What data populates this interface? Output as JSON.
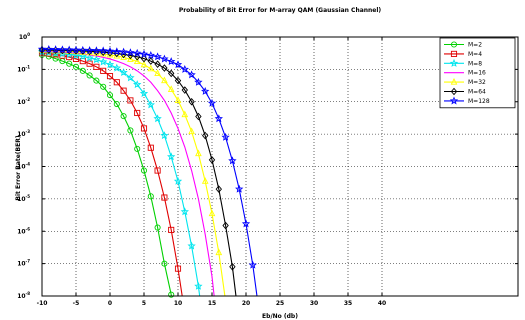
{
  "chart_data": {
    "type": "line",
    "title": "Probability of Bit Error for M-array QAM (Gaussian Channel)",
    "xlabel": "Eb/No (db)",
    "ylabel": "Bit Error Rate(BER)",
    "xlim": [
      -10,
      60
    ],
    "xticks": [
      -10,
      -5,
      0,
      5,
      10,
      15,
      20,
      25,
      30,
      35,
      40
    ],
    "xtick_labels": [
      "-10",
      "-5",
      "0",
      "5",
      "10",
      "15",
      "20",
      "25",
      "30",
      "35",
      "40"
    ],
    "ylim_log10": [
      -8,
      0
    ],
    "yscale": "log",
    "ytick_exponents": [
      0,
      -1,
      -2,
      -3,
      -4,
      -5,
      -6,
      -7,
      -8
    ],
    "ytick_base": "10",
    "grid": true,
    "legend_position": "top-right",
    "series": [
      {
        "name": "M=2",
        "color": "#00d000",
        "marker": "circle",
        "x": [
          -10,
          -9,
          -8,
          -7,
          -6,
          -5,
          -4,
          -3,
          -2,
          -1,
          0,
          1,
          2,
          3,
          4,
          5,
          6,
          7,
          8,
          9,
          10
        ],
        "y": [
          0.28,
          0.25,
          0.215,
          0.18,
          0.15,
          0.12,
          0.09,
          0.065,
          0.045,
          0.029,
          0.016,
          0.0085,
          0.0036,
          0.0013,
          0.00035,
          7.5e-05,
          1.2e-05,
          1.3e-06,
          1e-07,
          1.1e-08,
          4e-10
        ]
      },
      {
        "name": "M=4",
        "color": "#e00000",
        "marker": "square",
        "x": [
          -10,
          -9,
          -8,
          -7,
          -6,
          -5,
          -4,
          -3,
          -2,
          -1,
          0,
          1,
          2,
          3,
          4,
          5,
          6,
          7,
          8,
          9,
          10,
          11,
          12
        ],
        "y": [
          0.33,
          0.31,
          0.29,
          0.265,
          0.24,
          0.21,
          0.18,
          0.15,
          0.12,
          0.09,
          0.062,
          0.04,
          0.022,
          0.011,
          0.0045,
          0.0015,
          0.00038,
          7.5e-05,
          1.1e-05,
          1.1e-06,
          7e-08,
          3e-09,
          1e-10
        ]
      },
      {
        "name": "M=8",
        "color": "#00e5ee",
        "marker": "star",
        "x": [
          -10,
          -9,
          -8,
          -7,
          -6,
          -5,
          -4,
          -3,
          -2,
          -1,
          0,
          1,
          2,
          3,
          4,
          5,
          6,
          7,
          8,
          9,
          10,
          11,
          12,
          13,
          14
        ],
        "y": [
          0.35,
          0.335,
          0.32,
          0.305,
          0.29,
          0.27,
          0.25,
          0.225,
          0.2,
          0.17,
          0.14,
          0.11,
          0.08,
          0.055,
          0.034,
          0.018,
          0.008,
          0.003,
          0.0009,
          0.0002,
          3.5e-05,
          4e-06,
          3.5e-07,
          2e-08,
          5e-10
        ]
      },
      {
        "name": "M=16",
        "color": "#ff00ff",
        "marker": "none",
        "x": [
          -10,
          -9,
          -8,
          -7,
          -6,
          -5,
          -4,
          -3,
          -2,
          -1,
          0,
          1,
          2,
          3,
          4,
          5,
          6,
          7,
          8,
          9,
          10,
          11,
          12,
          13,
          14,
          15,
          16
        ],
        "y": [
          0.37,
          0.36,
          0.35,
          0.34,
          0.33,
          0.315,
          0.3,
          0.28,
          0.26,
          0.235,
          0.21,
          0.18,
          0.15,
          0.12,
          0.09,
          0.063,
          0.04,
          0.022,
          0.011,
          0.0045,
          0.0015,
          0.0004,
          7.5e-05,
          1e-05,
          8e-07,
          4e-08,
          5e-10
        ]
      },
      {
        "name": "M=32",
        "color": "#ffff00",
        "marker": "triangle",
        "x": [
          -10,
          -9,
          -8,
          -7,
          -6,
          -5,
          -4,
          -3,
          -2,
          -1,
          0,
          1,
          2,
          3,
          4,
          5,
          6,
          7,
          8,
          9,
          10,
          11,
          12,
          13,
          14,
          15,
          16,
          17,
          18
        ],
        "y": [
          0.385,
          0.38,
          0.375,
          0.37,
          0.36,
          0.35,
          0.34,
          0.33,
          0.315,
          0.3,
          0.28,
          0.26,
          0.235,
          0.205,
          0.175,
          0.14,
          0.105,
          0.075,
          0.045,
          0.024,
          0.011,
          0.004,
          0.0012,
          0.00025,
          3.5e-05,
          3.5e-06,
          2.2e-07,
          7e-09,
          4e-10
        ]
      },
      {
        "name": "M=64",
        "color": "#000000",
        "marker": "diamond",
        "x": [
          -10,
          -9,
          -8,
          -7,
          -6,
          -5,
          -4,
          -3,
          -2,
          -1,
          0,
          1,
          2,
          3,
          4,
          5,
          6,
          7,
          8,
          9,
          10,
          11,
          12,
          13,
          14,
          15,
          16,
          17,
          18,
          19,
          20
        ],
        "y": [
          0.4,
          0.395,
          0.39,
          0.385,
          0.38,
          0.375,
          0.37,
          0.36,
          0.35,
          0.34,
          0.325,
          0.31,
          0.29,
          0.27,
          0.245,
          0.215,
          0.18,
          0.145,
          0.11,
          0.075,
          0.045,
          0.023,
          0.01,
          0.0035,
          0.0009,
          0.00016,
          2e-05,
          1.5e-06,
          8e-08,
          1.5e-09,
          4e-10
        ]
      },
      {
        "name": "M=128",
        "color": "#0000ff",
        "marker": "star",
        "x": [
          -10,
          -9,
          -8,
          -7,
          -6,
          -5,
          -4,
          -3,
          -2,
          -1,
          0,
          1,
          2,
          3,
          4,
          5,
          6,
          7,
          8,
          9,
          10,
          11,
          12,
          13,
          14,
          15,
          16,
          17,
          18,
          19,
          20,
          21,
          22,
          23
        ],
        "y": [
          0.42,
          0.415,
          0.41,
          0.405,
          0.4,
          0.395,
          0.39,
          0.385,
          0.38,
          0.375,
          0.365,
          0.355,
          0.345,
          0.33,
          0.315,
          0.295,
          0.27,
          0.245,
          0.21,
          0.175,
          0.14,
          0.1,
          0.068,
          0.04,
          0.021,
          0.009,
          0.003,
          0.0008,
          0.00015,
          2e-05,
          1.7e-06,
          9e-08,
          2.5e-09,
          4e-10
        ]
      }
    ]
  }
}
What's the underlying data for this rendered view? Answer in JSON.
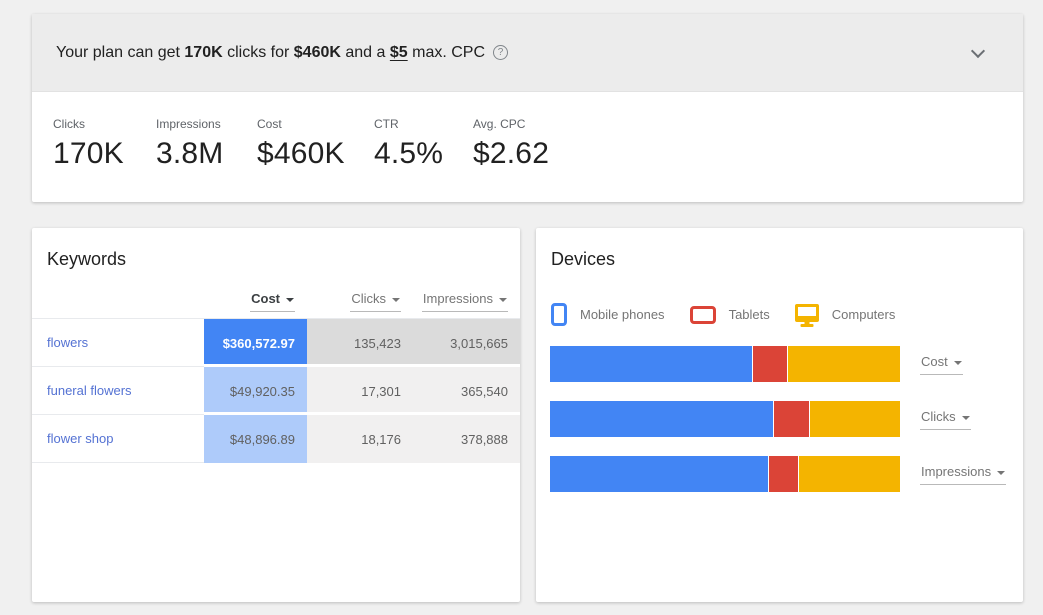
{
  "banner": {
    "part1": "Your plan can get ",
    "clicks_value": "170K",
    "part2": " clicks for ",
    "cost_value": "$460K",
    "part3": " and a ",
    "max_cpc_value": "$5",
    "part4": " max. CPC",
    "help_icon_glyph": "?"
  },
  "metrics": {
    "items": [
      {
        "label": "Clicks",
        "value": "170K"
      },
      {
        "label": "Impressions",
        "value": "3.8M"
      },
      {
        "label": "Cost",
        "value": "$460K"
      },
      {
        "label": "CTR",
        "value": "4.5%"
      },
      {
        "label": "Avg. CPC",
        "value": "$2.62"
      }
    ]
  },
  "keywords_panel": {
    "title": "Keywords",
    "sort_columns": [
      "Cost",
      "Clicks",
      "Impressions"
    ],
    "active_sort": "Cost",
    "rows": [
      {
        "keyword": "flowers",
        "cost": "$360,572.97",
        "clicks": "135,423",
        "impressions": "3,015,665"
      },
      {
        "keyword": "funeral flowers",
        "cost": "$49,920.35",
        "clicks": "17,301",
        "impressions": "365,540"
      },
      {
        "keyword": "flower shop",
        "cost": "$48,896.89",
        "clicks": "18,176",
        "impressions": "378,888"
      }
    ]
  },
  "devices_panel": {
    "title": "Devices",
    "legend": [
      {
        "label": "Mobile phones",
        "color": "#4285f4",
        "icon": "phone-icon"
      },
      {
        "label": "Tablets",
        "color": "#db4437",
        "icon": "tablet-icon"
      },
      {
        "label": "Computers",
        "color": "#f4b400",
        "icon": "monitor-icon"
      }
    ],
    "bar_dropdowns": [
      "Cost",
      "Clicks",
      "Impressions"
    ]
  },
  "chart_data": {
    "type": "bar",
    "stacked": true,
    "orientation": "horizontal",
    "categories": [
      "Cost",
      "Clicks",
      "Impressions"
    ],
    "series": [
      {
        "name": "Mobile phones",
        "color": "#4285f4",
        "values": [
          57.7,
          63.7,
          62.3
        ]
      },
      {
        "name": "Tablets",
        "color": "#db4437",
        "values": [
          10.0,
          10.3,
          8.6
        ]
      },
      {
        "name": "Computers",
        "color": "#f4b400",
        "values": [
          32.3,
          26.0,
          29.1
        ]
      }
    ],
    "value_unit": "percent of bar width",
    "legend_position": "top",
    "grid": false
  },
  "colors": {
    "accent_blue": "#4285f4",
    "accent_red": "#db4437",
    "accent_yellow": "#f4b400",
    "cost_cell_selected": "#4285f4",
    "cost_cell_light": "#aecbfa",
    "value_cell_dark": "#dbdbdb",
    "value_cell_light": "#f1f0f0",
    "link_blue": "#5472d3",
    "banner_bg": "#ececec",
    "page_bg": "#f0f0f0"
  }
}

• • • • • • •

__Short exercise__. All lines above containing the string "Error" are to be collected.

__Written reply__.
    "title": "Probability of Bit Error for M-array QAM (Gaussian Channel)",
    "ylabel": "Bit Error Rate(BER)",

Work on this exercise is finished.